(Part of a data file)
[BEGIN]

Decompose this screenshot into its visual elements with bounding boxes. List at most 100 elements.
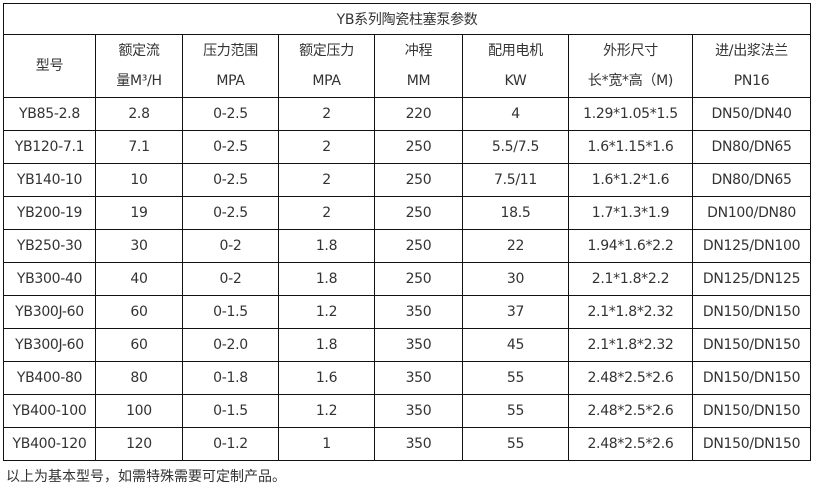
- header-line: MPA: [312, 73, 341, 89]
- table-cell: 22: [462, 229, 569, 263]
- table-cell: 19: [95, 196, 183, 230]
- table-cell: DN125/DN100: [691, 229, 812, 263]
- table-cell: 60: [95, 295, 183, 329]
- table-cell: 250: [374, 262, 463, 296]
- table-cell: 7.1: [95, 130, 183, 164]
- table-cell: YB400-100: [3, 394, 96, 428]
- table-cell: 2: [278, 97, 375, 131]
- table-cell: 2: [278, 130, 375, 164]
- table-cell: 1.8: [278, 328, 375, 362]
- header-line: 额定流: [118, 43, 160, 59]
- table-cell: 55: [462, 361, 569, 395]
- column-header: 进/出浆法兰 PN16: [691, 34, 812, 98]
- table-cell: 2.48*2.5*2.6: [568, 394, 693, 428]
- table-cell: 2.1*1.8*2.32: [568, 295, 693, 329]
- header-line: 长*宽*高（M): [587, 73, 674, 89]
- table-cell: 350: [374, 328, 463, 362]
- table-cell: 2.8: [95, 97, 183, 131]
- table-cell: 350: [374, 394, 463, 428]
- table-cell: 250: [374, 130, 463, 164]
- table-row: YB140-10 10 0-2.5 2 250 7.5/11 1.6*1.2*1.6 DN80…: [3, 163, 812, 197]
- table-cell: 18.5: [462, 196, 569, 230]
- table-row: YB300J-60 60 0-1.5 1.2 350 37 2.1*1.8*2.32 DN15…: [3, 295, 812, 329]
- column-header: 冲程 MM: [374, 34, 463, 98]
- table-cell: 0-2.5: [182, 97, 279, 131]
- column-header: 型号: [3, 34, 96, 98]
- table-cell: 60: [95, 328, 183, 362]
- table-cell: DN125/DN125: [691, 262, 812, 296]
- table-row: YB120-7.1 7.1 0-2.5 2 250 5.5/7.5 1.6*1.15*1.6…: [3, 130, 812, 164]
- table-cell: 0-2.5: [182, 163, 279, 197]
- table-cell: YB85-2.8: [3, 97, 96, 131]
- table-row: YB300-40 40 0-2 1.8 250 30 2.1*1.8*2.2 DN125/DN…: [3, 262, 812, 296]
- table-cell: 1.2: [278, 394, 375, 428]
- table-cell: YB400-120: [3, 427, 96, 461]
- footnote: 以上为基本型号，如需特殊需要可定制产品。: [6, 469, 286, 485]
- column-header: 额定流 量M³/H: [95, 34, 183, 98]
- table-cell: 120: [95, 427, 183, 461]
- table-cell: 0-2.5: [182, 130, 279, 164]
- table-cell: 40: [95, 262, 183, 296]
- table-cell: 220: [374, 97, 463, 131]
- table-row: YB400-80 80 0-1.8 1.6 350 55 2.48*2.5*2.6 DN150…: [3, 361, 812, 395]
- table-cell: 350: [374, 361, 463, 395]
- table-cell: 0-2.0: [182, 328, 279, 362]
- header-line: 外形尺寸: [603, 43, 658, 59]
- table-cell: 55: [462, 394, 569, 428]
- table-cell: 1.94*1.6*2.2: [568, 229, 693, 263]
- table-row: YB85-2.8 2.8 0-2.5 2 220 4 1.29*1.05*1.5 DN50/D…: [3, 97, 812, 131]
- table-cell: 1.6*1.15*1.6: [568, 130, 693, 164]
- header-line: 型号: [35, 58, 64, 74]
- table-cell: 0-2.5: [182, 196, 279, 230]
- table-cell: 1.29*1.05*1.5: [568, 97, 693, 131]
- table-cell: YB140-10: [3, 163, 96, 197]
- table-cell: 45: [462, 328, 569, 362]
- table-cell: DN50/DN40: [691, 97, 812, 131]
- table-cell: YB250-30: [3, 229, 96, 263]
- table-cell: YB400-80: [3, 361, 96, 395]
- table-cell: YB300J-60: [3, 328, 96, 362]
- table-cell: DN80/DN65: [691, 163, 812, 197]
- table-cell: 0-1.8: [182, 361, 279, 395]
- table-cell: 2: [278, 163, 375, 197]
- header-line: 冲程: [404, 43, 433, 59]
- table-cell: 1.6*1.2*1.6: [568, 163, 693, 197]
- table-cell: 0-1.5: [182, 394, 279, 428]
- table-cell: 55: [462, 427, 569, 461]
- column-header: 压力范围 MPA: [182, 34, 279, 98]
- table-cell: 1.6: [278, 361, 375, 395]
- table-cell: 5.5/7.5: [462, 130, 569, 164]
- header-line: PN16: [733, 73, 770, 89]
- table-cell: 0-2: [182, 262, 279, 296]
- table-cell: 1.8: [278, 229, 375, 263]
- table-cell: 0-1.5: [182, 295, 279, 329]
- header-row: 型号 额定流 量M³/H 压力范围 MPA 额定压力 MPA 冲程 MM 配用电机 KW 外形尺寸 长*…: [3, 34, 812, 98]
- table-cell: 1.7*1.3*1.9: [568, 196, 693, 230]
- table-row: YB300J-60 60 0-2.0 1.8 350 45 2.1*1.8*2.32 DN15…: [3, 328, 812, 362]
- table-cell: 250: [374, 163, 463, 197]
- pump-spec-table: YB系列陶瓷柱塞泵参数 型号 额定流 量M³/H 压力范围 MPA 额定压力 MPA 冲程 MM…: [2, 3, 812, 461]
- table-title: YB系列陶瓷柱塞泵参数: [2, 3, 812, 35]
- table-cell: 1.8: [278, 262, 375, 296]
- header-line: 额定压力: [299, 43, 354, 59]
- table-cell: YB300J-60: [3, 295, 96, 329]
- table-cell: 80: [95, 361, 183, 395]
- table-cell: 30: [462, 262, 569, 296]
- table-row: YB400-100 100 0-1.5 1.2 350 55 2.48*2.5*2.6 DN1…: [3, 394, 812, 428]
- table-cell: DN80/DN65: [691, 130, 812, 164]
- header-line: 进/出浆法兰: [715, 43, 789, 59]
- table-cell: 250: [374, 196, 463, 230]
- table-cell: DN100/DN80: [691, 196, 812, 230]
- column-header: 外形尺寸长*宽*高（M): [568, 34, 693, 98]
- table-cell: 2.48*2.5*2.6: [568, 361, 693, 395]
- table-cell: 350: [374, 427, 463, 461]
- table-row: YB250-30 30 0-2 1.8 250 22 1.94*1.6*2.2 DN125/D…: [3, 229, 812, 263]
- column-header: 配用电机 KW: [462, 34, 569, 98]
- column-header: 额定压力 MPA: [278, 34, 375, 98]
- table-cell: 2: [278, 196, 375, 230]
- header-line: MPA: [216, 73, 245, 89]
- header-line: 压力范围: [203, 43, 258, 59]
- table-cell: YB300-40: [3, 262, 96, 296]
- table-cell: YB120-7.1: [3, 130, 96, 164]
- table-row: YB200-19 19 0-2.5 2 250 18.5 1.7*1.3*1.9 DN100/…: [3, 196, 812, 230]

[END]

Convert all the data above into a JSON list of strings, with one string per line. Leave out blank lines and the pictures.

THE RESULT:
[
  "Decompose this screenshot into its visual elements with bounding boxes. List at most 100 elements.",
  "- header-line: MPA: [312, 73, 341, 89]",
  "- table-cell: 22: [462, 229, 569, 263]",
  "- table-cell: 19: [95, 196, 183, 230]",
  "- table-cell: DN125/DN100: [691, 229, 812, 263]",
  "- table-cell: 60: [95, 295, 183, 329]",
  "- table-cell: 250: [374, 262, 463, 296]",
  "- table-cell: 7.1: [95, 130, 183, 164]",
  "- table-cell: YB400-100: [3, 394, 96, 428]",
  "- table-cell: 2: [278, 97, 375, 131]",
  "- table-cell: 2: [278, 130, 375, 164]",
  "- table-cell: 1.8: [278, 328, 375, 362]",
  "- header-line: 额定流: [118, 43, 160, 59]",
  "- table-cell: 55: [462, 361, 569, 395]",
  "- column-header: 进/出浆法兰 PN16: [691, 34, 812, 98]",
  "- table-cell: 2.48*2.5*2.6: [568, 394, 693, 428]",
  "- table-cell: 2.1*1.8*2.32: [568, 295, 693, 329]",
  "- header-line: 长*宽*高（M): [587, 73, 674, 89]",
  "- table-cell: 350: [374, 328, 463, 362]",
  "- table-cell: 2.8: [95, 97, 183, 131]",
  "- table-cell: 350: [374, 394, 463, 428]",
  "- table-cell: 250: [374, 130, 463, 164]",
  "- table-row: YB140-10 10 0-2.5 2 250 7.5/11 1.6*1.2*1.6 DN80…: [3, 163, 812, 197]",
  "- table-cell: 18.5: [462, 196, 569, 230]",
  "- table-row: YB300J-60 60 0-1.5 1.2 350 37 2.1*1.8*2.32 DN15…: [3, 295, 812, 329]",
  "- column-header: 冲程 MM: [374, 34, 463, 98]",
  "- table-cell: 0-2.5: [182, 97, 279, 131]",
  "- column-header: 型号: [3, 34, 96, 98]",
  "- table-cell: 60: [95, 328, 183, 362]",
  "- table-cell: DN125/DN125: [691, 262, 812, 296]",
  "- table-row: YB120-7.1 7.1 0-2.5 2 250 5.5/7.5 1.6*1.15*1.6…: [3, 130, 812, 164]",
  "- table-cell: 0-2.5: [182, 163, 279, 197]",
  "- table-cell: YB85-2.8: [3, 97, 96, 131]",
  "- table-row: YB300-40 40 0-2 1.8 250 30 2.1*1.8*2.2 DN125/DN…: [3, 262, 812, 296]",
  "- table-cell: 1.2: [278, 394, 375, 428]",
  "- table-cell: YB400-120: [3, 427, 96, 461]",
  "- footnote: 以上为基本型号，如需特殊需要可定制产品。: [6, 469, 286, 485]",
  "- column-header: 额定流 量M³/H: [95, 34, 183, 98]",
  "- table-cell: 120: [95, 427, 183, 461]",
  "- table-cell: 0-2.5: [182, 130, 279, 164]",
  "- table-cell: 40: [95, 262, 183, 296]",
  "- table-cell: 220: [374, 97, 463, 131]",
  "- table-row: YB400-80 80 0-1.8 1.6 350 55 2.48*2.5*2.6 DN150…: [3, 361, 812, 395]",
  "- table-cell: 350: [374, 361, 463, 395]",
  "- table-cell: 0-2.0: [182, 328, 279, 362]",
  "- header-line: 外形尺寸: [603, 43, 658, 59]",
  "- table-cell: 55: [462, 394, 569, 428]",
  "- table-cell: 1.94*1.6*2.2: [568, 229, 693, 263]",
  "- table-row: YB85-2.8 2.8 0-2.5 2 220 4 1.29*1.05*1.5 DN50/D…: [3, 97, 812, 131]",
  "- table-cell: 1.6*1.15*1.6: [568, 130, 693, 164]",
  "- header-line: 型号: [35, 58, 64, 74]",
  "- table-cell: 0-2.5: [182, 196, 279, 230]",
  "- table-cell: 1.29*1.05*1.5: [568, 97, 693, 131]",
  "- table-cell: YB140-10: [3, 163, 96, 197]",
  "- table-cell: 45: [462, 328, 569, 362]",
  "- table-cell: DN50/DN40: [691, 97, 812, 131]",
  "- table-cell: YB250-30: [3, 229, 96, 263]",
  "- table-cell: YB400-80: [3, 361, 96, 395]",
  "- table-cell: YB300J-60: [3, 328, 96, 362]",
  "- table-cell: DN80/DN65: [691, 163, 812, 197]",
  "- table-cell: 0-1.8: [182, 361, 279, 395]",
  "- table-cell: 2: [278, 163, 375, 197]",
  "- header-line: 冲程: [404, 43, 433, 59]",
  "- table-cell: 1.6*1.2*1.6: [568, 163, 693, 197]",
  "- table-cell: 0-1.5: [182, 394, 279, 428]",
  "- table-cell: 55: [462, 427, 569, 461]",
  "- column-header: 压力范围 MPA: [182, 34, 279, 98]",
  "- table-cell: 1.6: [278, 361, 375, 395]",
  "- table-cell: 5.5/7.5: [462, 130, 569, 164]",
  "- header-line: PN16: [733, 73, 770, 89]",
  "- table-cell: 0-2: [182, 262, 279, 296]",
  "- table-cell: 1.8: [278, 229, 375, 263]",
  "- table-cell: 0-1.5: [182, 295, 279, 329]",
  "- header-row: 型号 额定流 量M³/H 压力范围 MPA 额定压力 MPA 冲程 MM 配用电机 KW 外形尺寸 长*…: [3, 34, 812, 98]",
  "- table-cell: 1.7*1.3*1.9: [568, 196, 693, 230]",
  "- table-row: YB300J-60 60 0-2.0 1.8 350 45 2.1*1.8*2.32 DN15…: [3, 328, 812, 362]",
  "- table-cell: 250: [374, 163, 463, 197]",
  "- pump-spec-table: YB系列陶瓷柱塞泵参数 型号 额定流 量M³/H 压力范围 MPA 额定压力 MPA 冲程 MM…: [2, 3, 812, 461]",
  "- table-title: YB系列陶瓷柱塞泵参数: [2, 3, 812, 35]",
  "- table-cell: 1.8: [278, 262, 375, 296]",
  "- header-line: 额定压力: [299, 43, 354, 59]",
  "- table-cell: YB300J-60: [3, 295, 96, 329]",
  "- table-cell: 80: [95, 361, 183, 395]",
  "- table-cell: 30: [462, 262, 569, 296]",
  "- table-row: YB400-100 100 0-1.5 1.2 350 55 2.48*2.5*2.6 DN1…: [3, 394, 812, 428]",
  "- table-cell: DN80/DN65: [691, 130, 812, 164]",
  "- header-line: 进/出浆法兰: [715, 43, 789, 59]",
  "- table-cell: 250: [374, 196, 463, 230]",
  "- table-cell: DN100/DN80: [691, 196, 812, 230]",
  "- column-header: 外形尺寸长*宽*高（M): [568, 34, 693, 98]",
  "- table-cell: 2.48*2.5*2.6: [568, 361, 693, 395]",
  "- table-cell: 350: [374, 427, 463, 461]",
  "- table-row: YB250-30 30 0-2 1.8 250 22 1.94*1.6*2.2 DN125/D…: [3, 229, 812, 263]",
  "- column-header: 配用电机 KW: [462, 34, 569, 98]",
  "- column-header: 额定压力 MPA: [278, 34, 375, 98]",
  "- table-cell: 2: [278, 196, 375, 230]",
  "- header-line: MPA: [216, 73, 245, 89]",
  "- header-line: 压力范围: [203, 43, 258, 59]",
  "- table-cell: YB300-40: [3, 262, 96, 296]",
  "- table-cell: YB120-7.1: [3, 130, 96, 164]",
  "- table-row: YB200-19 19 0-2.5 2 250 18.5 1.7*1.3*1.9 DN100/…: [3, 196, 812, 230]"
]